Posts Tagged ‘creative’

MP3 Players in the Year 2000 Were Not So Good (But We Still Loved Them) [Decades]

This is the Creative Nomad Jukebox from the year 2000. It may have been shaped like a CD player to mentally ease technophobes, but it actually had a 6GB hard drive on board. And boy did we love it.

That's not to say that this thing was great—because it wasn't; not by today's standards. It had only a USB 1.1 connection, so uploading all 6GB worth of music took hours and hours. Imagine filling up a 1TB hard drive over a USB 2 connection today, if that gives you any idea of how long the process was. Oh, and it cost $420.

But you know what? It actually a pretty decent player for the year 2000. The 6GB is adequate even now (the lowest iPod Nano today has 8GB), and that 8GB of 5-minute skip protection was good enough for continuous music most of the time, except when you were off-roading or running away from cougars.

Given records.
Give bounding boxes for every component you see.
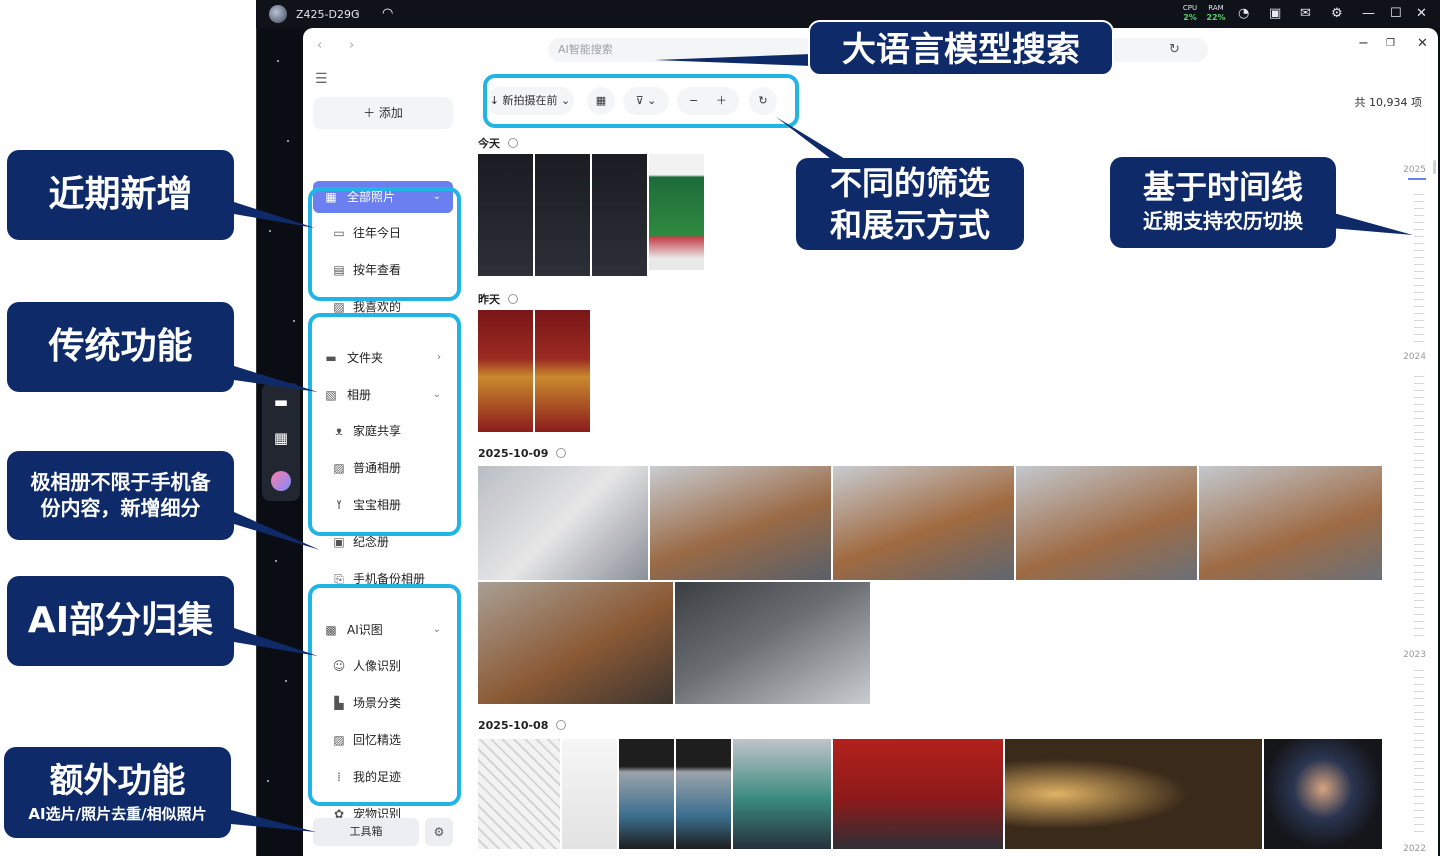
pointer-recent	[234, 202, 315, 228]
callout-llm-search: 大语言模型搜索	[808, 20, 1114, 76]
pointer-timeline	[1330, 212, 1413, 235]
screenshot-canvas: Z425-D29G ⌄ ◠ CPU 2% RAM 22% ◔ ▣ ✉ ⚙ — ☐ ✕…	[0, 0, 1440, 856]
pointer-filter	[776, 117, 850, 162]
pointer-traditional	[234, 366, 318, 392]
callout-album: 极相册不限于手机备 份内容，新增细分	[7, 451, 234, 540]
pointer-extra	[231, 810, 316, 832]
callout-extra: 额外功能 AI选片/照片去重/相似照片	[4, 747, 231, 838]
callout-ai: AI部分归集	[7, 576, 234, 666]
callout-traditional: 传统功能	[7, 302, 234, 392]
callout-timeline: 基于时间线 近期支持农历切换	[1110, 157, 1336, 248]
pointer-album	[234, 512, 320, 550]
callout-recent: 近期新增	[7, 150, 234, 240]
callout-filter: 不同的筛选 和展示方式	[796, 158, 1024, 250]
pointer-llm	[655, 54, 812, 66]
pointer-ai	[234, 628, 318, 656]
callout-pointers	[231, 54, 1413, 832]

Problem to solve. Could you reproduce the Nomad Jukebox post word for word, beginning at the words "That's not to" and stopping after "away from cougars."? These rows come from a separate source, not from the post.

Written solution.
That's not to say that this thing was great—because it wasn't; not by today's standards. It had only a USB 1.1 connection, so uploading all 6GB worth of music took hours and hours. Imagine filling up a 1TB hard drive over a USB 2 connection today, if that gives you any idea of how long the process was. Oh, and it cost $420.

But you know what? It actually a pretty decent player for the year 2000. The 6GB is adequate even now (the lowest iPod Nano today has 8GB), and that 8GB of 5-minute skip protection was good enough for continuous music most of the time, except when you were off-roading or running away from cougars.